>> START RECORDS SHOWN
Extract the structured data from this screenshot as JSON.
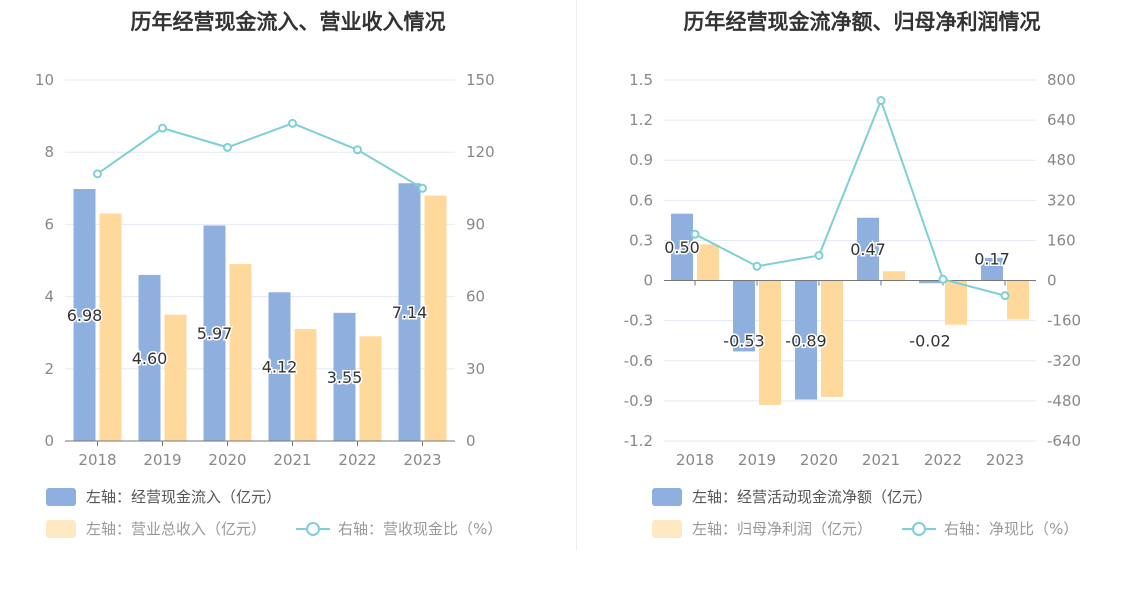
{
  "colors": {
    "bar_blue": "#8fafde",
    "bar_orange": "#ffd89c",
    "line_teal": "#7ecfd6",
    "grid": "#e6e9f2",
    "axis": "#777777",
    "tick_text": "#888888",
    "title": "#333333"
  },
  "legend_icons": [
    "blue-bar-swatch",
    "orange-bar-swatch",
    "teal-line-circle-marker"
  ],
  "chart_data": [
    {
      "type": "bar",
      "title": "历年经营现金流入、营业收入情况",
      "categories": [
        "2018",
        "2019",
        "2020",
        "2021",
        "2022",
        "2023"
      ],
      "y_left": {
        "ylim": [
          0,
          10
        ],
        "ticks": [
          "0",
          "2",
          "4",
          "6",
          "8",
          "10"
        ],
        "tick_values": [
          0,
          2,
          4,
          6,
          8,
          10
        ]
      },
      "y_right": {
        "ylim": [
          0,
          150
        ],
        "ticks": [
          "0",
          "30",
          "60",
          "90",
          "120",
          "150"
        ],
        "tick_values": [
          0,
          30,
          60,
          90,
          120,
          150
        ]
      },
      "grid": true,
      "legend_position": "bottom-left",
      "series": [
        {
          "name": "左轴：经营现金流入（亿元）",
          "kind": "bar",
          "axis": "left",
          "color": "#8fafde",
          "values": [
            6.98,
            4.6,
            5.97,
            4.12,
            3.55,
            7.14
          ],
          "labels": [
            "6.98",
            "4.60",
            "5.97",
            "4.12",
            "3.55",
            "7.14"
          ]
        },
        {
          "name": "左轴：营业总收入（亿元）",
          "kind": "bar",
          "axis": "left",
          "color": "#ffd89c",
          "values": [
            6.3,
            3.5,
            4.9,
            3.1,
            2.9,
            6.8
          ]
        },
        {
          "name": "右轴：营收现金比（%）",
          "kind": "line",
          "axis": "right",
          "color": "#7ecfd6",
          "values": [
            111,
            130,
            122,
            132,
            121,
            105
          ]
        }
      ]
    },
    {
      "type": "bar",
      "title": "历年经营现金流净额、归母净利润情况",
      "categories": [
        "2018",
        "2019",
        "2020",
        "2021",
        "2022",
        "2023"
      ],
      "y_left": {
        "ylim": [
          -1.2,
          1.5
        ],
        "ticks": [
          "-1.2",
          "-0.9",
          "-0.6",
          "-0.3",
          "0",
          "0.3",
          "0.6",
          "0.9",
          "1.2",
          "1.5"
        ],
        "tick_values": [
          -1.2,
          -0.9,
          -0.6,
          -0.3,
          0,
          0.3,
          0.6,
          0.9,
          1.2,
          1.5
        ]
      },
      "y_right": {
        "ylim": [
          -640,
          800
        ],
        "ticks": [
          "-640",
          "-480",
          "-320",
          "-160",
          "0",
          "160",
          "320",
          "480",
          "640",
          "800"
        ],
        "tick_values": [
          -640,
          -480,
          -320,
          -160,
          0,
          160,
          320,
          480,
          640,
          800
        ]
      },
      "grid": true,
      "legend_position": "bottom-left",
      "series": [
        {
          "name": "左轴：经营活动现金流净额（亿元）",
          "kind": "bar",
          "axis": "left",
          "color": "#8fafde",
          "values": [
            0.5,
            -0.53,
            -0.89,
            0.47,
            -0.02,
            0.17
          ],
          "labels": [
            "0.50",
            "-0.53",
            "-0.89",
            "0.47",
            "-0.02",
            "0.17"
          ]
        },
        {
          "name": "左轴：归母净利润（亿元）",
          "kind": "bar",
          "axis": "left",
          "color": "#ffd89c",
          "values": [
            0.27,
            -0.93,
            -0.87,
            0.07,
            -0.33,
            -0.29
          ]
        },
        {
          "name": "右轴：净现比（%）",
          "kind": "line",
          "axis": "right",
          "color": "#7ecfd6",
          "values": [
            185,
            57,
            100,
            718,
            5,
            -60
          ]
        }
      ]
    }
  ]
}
>> END RECORDS SHOWN
>> START RECORDS SHOWN
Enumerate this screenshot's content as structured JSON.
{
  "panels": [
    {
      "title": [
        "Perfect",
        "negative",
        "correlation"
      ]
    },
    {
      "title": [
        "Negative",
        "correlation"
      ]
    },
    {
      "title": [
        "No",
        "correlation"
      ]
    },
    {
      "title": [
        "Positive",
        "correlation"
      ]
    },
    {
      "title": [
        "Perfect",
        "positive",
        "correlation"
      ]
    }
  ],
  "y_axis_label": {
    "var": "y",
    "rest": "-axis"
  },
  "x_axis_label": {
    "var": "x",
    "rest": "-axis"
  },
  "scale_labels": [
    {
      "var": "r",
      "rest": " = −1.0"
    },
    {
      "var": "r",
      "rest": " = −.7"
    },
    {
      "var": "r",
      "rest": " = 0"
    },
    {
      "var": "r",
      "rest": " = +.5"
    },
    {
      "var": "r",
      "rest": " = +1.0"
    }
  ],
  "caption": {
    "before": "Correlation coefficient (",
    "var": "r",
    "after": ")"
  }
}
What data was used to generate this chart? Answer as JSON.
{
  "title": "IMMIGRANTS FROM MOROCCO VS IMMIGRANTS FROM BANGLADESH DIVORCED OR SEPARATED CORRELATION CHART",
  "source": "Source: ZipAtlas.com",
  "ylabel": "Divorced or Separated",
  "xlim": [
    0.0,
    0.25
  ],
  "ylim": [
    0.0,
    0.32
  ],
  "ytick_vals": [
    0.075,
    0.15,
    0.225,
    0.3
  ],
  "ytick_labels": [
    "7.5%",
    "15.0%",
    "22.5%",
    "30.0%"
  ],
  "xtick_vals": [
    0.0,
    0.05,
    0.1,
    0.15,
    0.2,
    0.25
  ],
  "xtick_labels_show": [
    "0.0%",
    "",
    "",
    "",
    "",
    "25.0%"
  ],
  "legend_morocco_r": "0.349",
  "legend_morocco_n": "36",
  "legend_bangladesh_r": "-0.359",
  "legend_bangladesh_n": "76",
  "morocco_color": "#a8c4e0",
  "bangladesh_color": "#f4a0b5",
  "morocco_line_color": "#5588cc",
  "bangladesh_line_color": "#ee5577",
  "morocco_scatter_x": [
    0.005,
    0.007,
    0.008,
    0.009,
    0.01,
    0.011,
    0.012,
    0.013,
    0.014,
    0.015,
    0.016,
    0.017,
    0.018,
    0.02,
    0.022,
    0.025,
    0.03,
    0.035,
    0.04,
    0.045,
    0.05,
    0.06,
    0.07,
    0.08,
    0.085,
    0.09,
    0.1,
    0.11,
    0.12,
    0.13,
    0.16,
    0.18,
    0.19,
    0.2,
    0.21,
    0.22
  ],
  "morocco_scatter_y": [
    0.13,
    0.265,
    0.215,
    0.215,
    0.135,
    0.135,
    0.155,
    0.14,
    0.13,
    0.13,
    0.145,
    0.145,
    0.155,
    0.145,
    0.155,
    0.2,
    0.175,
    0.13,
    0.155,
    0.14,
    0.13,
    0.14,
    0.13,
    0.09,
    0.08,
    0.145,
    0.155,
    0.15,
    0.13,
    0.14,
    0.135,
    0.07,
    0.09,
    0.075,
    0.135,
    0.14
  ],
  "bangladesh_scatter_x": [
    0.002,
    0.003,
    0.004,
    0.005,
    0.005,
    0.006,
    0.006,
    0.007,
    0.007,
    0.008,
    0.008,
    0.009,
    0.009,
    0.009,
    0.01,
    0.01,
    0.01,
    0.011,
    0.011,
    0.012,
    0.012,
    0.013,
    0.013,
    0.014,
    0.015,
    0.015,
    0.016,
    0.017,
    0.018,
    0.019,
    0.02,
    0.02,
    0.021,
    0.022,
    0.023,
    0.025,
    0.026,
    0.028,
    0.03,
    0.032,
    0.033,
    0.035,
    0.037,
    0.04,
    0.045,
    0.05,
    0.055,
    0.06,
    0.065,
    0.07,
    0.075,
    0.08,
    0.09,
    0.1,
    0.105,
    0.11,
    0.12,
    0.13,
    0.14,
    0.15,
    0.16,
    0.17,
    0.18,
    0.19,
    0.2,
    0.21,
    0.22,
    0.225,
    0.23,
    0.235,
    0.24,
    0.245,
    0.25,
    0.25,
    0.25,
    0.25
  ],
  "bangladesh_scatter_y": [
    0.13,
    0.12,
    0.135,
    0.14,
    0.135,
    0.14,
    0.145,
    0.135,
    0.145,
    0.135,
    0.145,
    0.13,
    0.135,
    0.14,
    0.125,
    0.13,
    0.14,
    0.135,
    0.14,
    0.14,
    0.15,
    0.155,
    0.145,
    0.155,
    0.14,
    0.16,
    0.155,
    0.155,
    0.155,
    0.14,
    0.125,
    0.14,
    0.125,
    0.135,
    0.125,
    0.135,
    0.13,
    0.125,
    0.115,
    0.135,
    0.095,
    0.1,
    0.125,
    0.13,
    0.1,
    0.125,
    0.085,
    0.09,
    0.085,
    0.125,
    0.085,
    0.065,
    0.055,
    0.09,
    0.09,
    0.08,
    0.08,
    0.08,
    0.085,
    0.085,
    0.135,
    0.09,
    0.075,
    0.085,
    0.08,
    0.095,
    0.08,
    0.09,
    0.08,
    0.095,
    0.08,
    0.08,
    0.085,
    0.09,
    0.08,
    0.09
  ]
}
>> END RECORDS SHOWN
>> START RECORDS SHOWN
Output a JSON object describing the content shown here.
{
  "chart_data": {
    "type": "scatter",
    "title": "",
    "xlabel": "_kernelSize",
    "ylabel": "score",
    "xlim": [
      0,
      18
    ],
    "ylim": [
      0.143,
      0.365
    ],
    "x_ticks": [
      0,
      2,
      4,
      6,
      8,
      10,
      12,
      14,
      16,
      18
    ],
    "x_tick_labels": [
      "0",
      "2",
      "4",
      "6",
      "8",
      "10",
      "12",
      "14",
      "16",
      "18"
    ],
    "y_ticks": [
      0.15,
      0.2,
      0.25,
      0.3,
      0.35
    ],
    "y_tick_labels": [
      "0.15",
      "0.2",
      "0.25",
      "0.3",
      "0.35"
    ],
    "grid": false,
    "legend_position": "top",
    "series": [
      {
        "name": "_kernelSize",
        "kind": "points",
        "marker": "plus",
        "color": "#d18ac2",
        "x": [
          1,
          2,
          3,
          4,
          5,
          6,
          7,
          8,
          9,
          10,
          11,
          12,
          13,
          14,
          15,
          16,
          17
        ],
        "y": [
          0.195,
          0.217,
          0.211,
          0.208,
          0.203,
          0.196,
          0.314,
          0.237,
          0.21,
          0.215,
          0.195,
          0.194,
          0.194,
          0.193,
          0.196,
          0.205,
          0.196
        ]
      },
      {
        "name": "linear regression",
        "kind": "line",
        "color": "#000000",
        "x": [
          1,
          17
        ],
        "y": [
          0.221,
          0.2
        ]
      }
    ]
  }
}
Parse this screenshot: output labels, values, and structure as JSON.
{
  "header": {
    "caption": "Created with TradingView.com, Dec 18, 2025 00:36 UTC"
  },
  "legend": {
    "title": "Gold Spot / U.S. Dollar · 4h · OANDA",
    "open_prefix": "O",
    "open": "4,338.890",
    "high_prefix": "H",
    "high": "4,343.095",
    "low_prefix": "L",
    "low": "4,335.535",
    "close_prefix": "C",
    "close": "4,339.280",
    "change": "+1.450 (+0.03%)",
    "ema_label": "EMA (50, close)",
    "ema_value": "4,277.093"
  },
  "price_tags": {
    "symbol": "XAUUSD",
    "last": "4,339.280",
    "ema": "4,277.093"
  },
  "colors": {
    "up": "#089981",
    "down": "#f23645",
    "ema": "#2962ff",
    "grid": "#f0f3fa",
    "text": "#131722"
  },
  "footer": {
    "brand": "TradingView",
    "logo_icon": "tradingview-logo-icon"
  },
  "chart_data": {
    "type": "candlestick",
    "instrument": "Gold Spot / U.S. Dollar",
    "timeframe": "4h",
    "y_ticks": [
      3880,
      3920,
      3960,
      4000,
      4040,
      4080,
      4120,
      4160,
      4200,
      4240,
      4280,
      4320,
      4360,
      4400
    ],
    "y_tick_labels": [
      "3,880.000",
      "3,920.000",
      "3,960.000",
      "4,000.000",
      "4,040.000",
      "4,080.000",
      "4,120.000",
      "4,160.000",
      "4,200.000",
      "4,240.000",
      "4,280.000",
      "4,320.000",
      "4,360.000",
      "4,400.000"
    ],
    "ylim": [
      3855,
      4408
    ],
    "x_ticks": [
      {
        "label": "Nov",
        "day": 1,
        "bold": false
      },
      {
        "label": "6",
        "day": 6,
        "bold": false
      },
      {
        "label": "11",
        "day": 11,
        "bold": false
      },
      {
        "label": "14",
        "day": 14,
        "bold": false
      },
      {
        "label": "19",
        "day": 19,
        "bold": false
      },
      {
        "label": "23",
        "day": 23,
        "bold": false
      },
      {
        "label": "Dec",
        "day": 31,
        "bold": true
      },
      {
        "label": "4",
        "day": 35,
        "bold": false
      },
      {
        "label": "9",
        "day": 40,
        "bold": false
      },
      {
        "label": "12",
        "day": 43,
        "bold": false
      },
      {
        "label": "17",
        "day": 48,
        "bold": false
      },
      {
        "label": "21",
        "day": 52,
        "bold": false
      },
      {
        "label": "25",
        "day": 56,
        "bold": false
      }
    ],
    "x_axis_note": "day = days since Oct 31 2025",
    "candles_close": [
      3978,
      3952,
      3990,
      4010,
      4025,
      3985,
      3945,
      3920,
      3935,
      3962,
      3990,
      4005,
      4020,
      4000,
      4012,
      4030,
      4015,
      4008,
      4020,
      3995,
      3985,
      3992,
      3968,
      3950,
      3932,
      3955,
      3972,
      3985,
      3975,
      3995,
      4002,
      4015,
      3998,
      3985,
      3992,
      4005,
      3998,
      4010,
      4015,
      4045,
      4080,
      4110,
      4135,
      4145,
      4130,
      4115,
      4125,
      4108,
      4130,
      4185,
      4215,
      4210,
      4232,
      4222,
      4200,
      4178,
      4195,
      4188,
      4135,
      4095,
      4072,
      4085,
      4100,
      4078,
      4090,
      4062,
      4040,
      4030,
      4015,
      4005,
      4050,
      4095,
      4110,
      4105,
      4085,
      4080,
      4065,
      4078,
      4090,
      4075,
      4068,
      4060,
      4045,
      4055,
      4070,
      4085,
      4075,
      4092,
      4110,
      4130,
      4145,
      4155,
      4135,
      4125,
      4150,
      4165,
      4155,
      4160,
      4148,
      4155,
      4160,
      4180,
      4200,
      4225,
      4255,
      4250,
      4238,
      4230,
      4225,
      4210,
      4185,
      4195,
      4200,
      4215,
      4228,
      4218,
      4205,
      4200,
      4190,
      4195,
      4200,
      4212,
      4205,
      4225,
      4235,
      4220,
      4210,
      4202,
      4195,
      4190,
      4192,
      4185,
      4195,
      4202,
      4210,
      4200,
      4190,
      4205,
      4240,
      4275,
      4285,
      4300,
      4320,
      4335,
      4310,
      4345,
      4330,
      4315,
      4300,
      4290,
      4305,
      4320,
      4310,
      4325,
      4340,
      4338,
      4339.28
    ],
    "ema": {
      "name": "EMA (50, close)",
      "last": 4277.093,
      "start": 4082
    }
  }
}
>> END RECORDS SHOWN
Search the entries for the word "ylabel" and copy every line that has it.

* **EXPECTED ANSWER**
  "ylabel": "Divorced or Separated",
    "ylabel": "score",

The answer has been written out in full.